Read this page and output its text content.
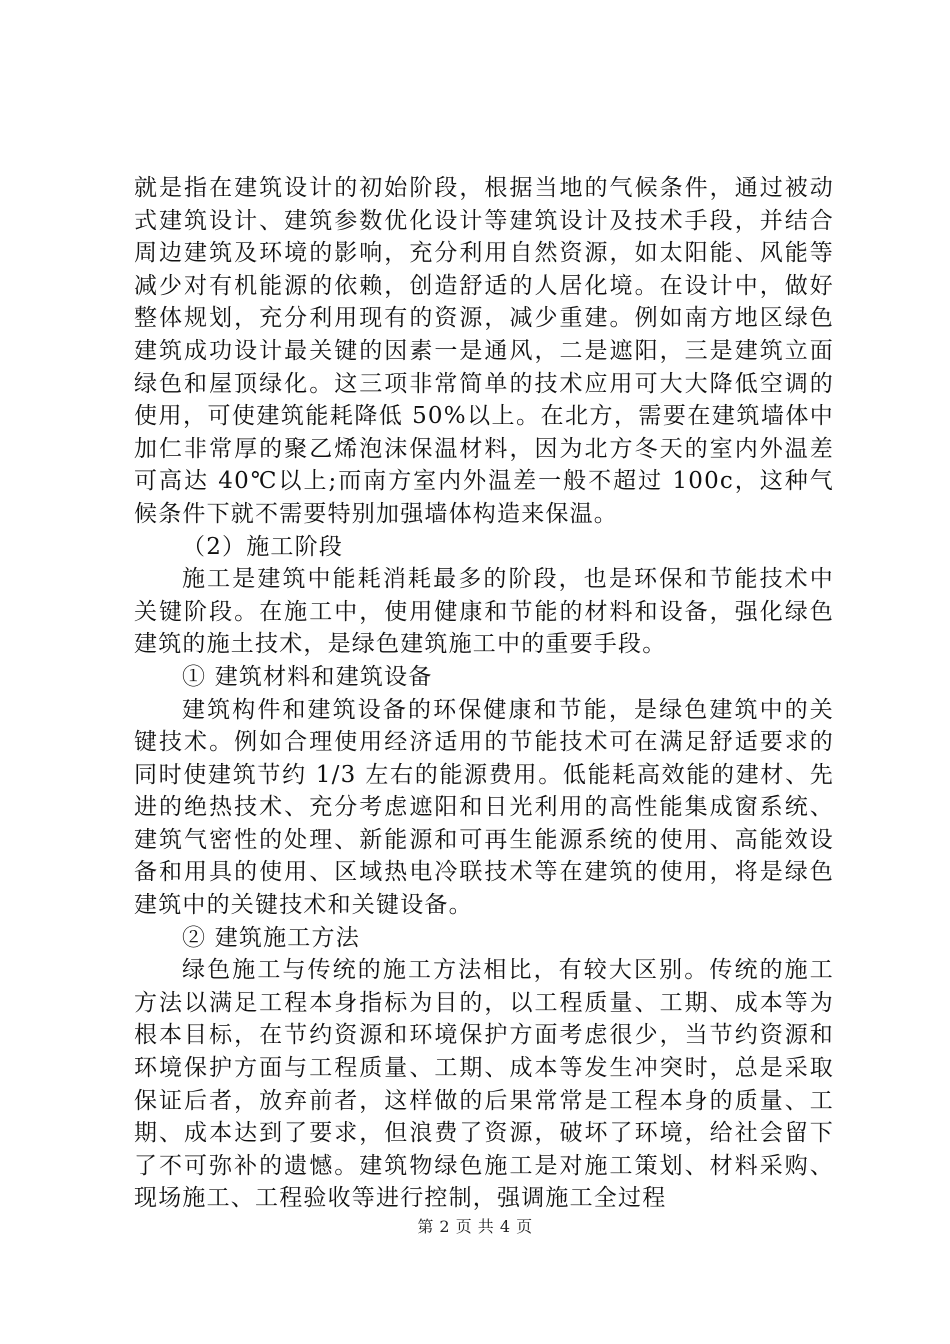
就是指在建筑设计的初始阶段，根据当地的气候条件，通过被动式建筑设计、建筑参数优化设计等建筑设计及技术手段，并结合周边建筑及环境的影响，充分利用自然资源，如太阳能、风能等减少对有机能源的依赖，创造舒适的人居化境。在设计中，做好整体规划，充分利用现有的资源，减少重建。例如南方地区绿色建筑成功设计最关键的因素一是通风，二是遮阳，三是建筑立面绿色和屋顶绿化。这三项非常简单的技术应用可大大降低空调的使用，可使建筑能耗降低 50%以上。在北方，需要在建筑墙体中加仁非常厚的聚乙烯泡沫保温材料，因为北方冬天的室内外温差可高达 40℃以上;而南方室内外温差一般不超过 100c，这种气候条件下就不需要特别加强墙体构造来保温。

（2）施工阶段

施工是建筑中能耗消耗最多的阶段，也是环保和节能技术中关键阶段。在施工中，使用健康和节能的材料和设备，强化绿色建筑的施土技术，是绿色建筑施工中的重要手段。

① 建筑材料和建筑设备

建筑构件和建筑设备的环保健康和节能，是绿色建筑中的关键技术。例如合理使用经济适用的节能技术可在满足舒适要求的同时使建筑节约 1/3 左右的能源费用。低能耗高效能的建材、先进的绝热技术、充分考虑遮阳和日光利用的高性能集成窗系统、建筑气密性的处理、新能源和可再生能源系统的使用、高能效设备和用具的使用、区域热电冷联技术等在建筑的使用，将是绿色建筑中的关键技术和关键设备。

② 建筑施工方法

绿色施工与传统的施工方法相比，有较大区别。传统的施工方法以满足工程本身指标为目的，以工程质量、工期、成本等为根本目标，在节约资源和环境保护方面考虑很少，当节约资源和环境保护方面与工程质量、工期、成本等发生冲突时，总是采取保证后者，放弃前者，这样做的后果常常是工程本身的质量、工期、成本达到了要求，但浪费了资源，破坏了环境，给社会留下了不可弥补的遗憾。建筑物绿色施工是对施工策划、材料采购、现场施工、工程验收等进行控制，强调施工全过程

第 2 页 共 4 页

+===+

_GIVEN REQUEST_. Output every entry word for word, but omit the pictures.

_RESULT OF THIS EXERCISE_.
Read this page and output its text content.
就是指在建筑设计的初始阶段，根据当地的气候条件，通过被动式建筑设计、建筑参数优化设计等建筑设计及技术手段，并结合周边建筑及环境的影响，充分利用自然资源，如太阳能、风能等减少对有机能源的依赖，创造舒适的人居化境。在设计中，做好整体规划，充分利用现有的资源，减少重建。例如南方地区绿色建筑成功设计最关键的因素一是通风，二是遮阳，三是建筑立面绿色和屋顶绿化。这三项非常简单的技术应用可大大降低空调的使用，可使建筑能耗降低 50%以上。在北方，需要在建筑墙体中加仁非常厚的聚乙烯泡沫保温材料，因为北方冬天的室内外温差可高达 40℃以上;而南方室内外温差一般不超过 100c，这种气候条件下就不需要特别加强墙体构造来保温。

（2）施工阶段

施工是建筑中能耗消耗最多的阶段，也是环保和节能技术中关键阶段。在施工中，使用健康和节能的材料和设备，强化绿色建筑的施土技术，是绿色建筑施工中的重要手段。

① 建筑材料和建筑设备

建筑构件和建筑设备的环保健康和节能，是绿色建筑中的关键技术。例如合理使用经济适用的节能技术可在满足舒适要求的同时使建筑节约 1/3 左右的能源费用。低能耗高效能的建材、先进的绝热技术、充分考虑遮阳和日光利用的高性能集成窗系统、建筑气密性的处理、新能源和可再生能源系统的使用、高能效设备和用具的使用、区域热电冷联技术等在建筑的使用，将是绿色建筑中的关键技术和关键设备。

② 建筑施工方法

绿色施工与传统的施工方法相比，有较大区别。传统的施工方法以满足工程本身指标为目的，以工程质量、工期、成本等为根本目标，在节约资源和环境保护方面考虑很少，当节约资源和环境保护方面与工程质量、工期、成本等发生冲突时，总是采取保证后者，放弃前者，这样做的后果常常是工程本身的质量、工期、成本达到了要求，但浪费了资源，破坏了环境，给社会留下了不可弥补的遗憾。建筑物绿色施工是对施工策划、材料采购、现场施工、工程验收等进行控制，强调施工全过程

第 2 页 共 4 页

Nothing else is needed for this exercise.